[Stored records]
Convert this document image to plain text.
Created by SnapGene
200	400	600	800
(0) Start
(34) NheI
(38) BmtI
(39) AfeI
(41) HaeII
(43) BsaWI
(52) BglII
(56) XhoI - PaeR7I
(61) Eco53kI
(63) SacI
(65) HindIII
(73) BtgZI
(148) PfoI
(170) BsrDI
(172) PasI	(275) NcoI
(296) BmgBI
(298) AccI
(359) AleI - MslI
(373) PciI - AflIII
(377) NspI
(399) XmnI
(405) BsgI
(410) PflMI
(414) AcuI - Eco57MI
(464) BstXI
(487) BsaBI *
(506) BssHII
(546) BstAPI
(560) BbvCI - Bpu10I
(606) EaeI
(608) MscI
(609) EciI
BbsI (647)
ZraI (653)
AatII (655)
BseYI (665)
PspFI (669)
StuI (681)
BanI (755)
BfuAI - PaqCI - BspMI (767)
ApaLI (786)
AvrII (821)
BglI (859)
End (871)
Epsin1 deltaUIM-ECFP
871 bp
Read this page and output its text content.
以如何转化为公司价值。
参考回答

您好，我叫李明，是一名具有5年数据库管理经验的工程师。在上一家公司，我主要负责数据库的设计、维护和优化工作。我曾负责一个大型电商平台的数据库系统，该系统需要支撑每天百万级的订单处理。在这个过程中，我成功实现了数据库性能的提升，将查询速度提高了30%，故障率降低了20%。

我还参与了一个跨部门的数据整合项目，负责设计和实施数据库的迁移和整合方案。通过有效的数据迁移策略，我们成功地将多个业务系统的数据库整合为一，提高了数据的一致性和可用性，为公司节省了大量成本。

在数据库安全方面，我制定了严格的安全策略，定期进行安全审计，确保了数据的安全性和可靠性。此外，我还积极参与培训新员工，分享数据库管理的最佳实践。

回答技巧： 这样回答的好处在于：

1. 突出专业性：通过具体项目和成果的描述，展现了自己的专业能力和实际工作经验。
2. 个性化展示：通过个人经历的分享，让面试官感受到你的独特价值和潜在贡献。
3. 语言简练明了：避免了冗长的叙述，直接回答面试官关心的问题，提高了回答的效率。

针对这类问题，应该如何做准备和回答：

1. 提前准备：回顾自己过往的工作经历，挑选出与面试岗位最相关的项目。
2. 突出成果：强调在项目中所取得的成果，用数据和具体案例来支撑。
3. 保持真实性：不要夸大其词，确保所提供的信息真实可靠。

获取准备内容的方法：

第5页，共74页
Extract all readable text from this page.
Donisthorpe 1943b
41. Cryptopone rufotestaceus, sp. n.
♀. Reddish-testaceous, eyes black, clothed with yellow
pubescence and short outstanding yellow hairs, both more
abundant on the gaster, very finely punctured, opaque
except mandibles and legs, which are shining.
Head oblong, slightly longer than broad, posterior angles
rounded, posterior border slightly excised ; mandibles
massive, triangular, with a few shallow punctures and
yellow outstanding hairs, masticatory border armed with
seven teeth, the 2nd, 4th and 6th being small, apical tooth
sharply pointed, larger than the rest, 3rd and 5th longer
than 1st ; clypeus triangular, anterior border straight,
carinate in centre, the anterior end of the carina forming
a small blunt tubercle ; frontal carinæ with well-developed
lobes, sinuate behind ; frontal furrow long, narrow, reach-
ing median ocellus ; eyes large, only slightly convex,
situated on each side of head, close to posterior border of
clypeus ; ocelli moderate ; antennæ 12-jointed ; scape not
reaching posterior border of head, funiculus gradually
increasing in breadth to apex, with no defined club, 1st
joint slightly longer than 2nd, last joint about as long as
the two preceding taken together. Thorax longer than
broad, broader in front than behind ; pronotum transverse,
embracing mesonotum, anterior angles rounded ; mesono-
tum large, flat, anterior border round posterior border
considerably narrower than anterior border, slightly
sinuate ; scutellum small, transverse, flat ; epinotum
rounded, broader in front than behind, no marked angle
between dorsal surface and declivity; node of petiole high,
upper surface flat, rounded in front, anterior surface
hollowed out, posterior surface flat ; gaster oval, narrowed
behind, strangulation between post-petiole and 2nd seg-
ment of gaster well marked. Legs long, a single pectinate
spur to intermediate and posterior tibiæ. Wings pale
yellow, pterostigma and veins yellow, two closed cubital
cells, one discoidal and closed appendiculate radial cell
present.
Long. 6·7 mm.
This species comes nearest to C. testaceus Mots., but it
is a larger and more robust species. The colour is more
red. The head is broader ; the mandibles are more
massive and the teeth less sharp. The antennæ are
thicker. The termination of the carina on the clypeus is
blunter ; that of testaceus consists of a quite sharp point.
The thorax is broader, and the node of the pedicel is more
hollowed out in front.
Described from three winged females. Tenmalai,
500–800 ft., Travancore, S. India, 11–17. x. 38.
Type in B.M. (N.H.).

Exercise instructions -
Extract every line of the records above that contains the word "page".

Output for this exercise -
Read this page and output its text content.
Extract all readable text from this page.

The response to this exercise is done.